#### WHAT IS ASKED
Work out how many lines of the records contain "Калий". Answer with the number and nothing else.

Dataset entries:
○ ○ ○ ○

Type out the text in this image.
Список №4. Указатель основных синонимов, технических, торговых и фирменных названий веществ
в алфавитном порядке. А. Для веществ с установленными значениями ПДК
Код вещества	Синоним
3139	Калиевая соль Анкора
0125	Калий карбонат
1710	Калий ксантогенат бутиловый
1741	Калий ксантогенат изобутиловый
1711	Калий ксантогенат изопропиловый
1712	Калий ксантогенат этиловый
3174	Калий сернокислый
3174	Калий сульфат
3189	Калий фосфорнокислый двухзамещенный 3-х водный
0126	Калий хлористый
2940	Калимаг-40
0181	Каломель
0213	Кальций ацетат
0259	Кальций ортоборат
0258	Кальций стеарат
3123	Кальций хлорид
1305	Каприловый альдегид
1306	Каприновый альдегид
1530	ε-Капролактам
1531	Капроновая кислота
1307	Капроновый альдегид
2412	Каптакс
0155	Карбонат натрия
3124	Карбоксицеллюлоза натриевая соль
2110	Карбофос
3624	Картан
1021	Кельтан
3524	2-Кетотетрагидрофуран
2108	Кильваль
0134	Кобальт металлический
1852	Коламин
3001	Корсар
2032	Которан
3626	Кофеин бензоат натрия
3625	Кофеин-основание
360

○ ○ ○ ○

#### FINISHED TASK
9